> **WRITTEN PROBLEM**:
All of the records listed below should be retyped exactly.

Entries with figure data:
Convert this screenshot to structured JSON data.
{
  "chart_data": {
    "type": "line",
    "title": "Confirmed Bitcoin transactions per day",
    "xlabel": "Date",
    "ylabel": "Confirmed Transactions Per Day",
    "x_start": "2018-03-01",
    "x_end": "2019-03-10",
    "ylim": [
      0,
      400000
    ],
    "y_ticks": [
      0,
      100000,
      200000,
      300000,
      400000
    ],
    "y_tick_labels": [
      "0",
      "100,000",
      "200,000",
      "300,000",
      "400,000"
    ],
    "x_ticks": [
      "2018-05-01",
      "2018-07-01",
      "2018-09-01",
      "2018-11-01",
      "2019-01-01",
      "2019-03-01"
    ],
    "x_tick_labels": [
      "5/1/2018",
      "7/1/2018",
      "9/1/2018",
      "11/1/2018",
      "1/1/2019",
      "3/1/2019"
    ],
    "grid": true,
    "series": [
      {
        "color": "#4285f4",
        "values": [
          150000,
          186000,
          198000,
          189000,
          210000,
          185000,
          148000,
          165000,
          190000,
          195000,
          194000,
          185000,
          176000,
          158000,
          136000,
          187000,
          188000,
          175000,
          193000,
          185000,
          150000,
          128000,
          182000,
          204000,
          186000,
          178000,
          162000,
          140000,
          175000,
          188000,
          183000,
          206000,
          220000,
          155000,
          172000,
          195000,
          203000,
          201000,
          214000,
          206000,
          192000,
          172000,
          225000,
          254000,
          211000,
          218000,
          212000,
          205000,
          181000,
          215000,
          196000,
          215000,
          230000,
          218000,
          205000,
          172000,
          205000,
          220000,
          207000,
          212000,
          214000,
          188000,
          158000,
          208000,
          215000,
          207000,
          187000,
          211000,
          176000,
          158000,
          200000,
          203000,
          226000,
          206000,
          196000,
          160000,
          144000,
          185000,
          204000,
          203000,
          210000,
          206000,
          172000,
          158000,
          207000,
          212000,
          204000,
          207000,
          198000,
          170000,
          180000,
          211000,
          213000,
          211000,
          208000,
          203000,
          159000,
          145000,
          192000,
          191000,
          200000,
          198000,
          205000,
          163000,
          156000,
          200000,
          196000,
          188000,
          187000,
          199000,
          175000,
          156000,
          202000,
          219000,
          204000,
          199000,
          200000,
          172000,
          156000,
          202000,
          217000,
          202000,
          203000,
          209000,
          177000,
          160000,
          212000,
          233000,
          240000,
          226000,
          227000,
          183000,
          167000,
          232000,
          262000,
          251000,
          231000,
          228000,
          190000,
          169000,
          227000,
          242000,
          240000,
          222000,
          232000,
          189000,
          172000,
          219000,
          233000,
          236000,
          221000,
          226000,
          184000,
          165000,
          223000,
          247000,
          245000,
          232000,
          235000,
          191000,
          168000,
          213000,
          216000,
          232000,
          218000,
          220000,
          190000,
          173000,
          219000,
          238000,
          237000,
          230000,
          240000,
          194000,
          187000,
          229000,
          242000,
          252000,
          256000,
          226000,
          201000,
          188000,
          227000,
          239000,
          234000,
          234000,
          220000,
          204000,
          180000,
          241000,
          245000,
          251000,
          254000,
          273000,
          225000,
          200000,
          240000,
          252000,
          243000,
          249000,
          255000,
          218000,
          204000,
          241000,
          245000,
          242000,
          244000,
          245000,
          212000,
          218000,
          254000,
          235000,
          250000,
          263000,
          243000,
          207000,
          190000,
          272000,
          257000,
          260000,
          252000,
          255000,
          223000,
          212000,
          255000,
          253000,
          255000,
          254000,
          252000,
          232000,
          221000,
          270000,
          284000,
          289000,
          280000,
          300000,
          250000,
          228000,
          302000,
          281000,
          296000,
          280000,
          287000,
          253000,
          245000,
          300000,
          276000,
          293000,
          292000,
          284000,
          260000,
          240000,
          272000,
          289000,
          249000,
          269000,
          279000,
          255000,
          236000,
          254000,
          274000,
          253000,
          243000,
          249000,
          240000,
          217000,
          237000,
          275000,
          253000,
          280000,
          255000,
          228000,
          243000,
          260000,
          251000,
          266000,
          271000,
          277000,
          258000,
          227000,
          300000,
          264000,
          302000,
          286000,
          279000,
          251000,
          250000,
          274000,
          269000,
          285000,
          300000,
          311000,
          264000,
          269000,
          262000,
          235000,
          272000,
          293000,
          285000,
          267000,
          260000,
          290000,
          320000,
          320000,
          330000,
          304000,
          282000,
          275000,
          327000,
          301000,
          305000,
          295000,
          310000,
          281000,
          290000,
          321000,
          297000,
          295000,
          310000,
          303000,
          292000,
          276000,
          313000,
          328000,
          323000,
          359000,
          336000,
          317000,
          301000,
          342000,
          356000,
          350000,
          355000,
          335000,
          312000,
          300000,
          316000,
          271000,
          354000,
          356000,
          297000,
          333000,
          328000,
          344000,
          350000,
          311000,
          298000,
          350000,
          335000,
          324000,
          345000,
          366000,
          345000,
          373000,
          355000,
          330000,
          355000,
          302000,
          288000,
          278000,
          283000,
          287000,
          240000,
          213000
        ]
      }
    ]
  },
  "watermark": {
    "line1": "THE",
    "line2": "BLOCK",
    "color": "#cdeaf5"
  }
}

> **WRITTEN ANSWER**:
Convert this screenshot to structured JSON data.
{
  "chart_data": {
    "type": "line",
    "title": "Confirmed Bitcoin transactions per day",
    "xlabel": "Date",
    "ylabel": "Confirmed Transactions Per Day",
    "x_start": "2018-03-01",
    "x_end": "2019-03-10",
    "ylim": [
      0,
      400000
    ],
    "y_ticks": [
      0,
      100000,
      200000,
      300000,
      400000
    ],
    "y_tick_labels": [
      "0",
      "100,000",
      "200,000",
      "300,000",
      "400,000"
    ],
    "x_ticks": [
      "2018-05-01",
      "2018-07-01",
      "2018-09-01",
      "2018-11-01",
      "2019-01-01",
      "2019-03-01"
    ],
    "x_tick_labels": [
      "5/1/2018",
      "7/1/2018",
      "9/1/2018",
      "11/1/2018",
      "1/1/2019",
      "3/1/2019"
    ],
    "grid": true,
    "series": [
      {
        "color": "#4285f4",
        "values": [
          150000,
          186000,
          198000,
          189000,
          210000,
          185000,
          148000,
          165000,
          190000,
          195000,
          194000,
          185000,
          176000,
          158000,
          136000,
          187000,
          188000,
          175000,
          193000,
          185000,
          150000,
          128000,
          182000,
          204000,
          186000,
          178000,
          162000,
          140000,
          175000,
          188000,
          183000,
          206000,
          220000,
          155000,
          172000,
          195000,
          203000,
          201000,
          214000,
          206000,
          192000,
          172000,
          225000,
          254000,
          211000,
          218000,
          212000,
          205000,
          181000,
          215000,
          196000,
          215000,
          230000,
          218000,
          205000,
          172000,
          205000,
          220000,
          207000,
          212000,
          214000,
          188000,
          158000,
          208000,
          215000,
          207000,
          187000,
          211000,
          176000,
          158000,
          200000,
          203000,
          226000,
          206000,
          196000,
          160000,
          144000,
          185000,
          204000,
          203000,
          210000,
          206000,
          172000,
          158000,
          207000,
          212000,
          204000,
          207000,
          198000,
          170000,
          180000,
          211000,
          213000,
          211000,
          208000,
          203000,
          159000,
          145000,
          192000,
          191000,
          200000,
          198000,
          205000,
          163000,
          156000,
          200000,
          196000,
          188000,
          187000,
          199000,
          175000,
          156000,
          202000,
          219000,
          204000,
          199000,
          200000,
          172000,
          156000,
          202000,
          217000,
          202000,
          203000,
          209000,
          177000,
          160000,
          212000,
          233000,
          240000,
          226000,
          227000,
          183000,
          167000,
          232000,
          262000,
          251000,
          231000,
          228000,
          190000,
          169000,
          227000,
          242000,
          240000,
          222000,
          232000,
          189000,
          172000,
          219000,
          233000,
          236000,
          221000,
          226000,
          184000,
          165000,
          223000,
          247000,
          245000,
          232000,
          235000,
          191000,
          168000,
          213000,
          216000,
          232000,
          218000,
          220000,
          190000,
          173000,
          219000,
          238000,
          237000,
          230000,
          240000,
          194000,
          187000,
          229000,
          242000,
          252000,
          256000,
          226000,
          201000,
          188000,
          227000,
          239000,
          234000,
          234000,
          220000,
          204000,
          180000,
          241000,
          245000,
          251000,
          254000,
          273000,
          225000,
          200000,
          240000,
          252000,
          243000,
          249000,
          255000,
          218000,
          204000,
          241000,
          245000,
          242000,
          244000,
          245000,
          212000,
          218000,
          254000,
          235000,
          250000,
          263000,
          243000,
          207000,
          190000,
          272000,
          257000,
          260000,
          252000,
          255000,
          223000,
          212000,
          255000,
          253000,
          255000,
          254000,
          252000,
          232000,
          221000,
          270000,
          284000,
          289000,
          280000,
          300000,
          250000,
          228000,
          302000,
          281000,
          296000,
          280000,
          287000,
          253000,
          245000,
          300000,
          276000,
          293000,
          292000,
          284000,
          260000,
          240000,
          272000,
          289000,
          249000,
          269000,
          279000,
          255000,
          236000,
          254000,
          274000,
          253000,
          243000,
          249000,
          240000,
          217000,
          237000,
          275000,
          253000,
          280000,
          255000,
          228000,
          243000,
          260000,
          251000,
          266000,
          271000,
          277000,
          258000,
          227000,
          300000,
          264000,
          302000,
          286000,
          279000,
          251000,
          250000,
          274000,
          269000,
          285000,
          300000,
          311000,
          264000,
          269000,
          262000,
          235000,
          272000,
          293000,
          285000,
          267000,
          260000,
          290000,
          320000,
          320000,
          330000,
          304000,
          282000,
          275000,
          327000,
          301000,
          305000,
          295000,
          310000,
          281000,
          290000,
          321000,
          297000,
          295000,
          310000,
          303000,
          292000,
          276000,
          313000,
          328000,
          323000,
          359000,
          336000,
          317000,
          301000,
          342000,
          356000,
          350000,
          355000,
          335000,
          312000,
          300000,
          316000,
          271000,
          354000,
          356000,
          297000,
          333000,
          328000,
          344000,
          350000,
          311000,
          298000,
          350000,
          335000,
          324000,
          345000,
          366000,
          345000,
          373000,
          355000,
          330000,
          355000,
          302000,
          288000,
          278000,
          283000,
          287000,
          240000,
          213000
        ]
      }
    ]
  },
  "watermark": {
    "line1": "THE",
    "line2": "BLOCK",
    "color": "#cdeaf5"
  }
}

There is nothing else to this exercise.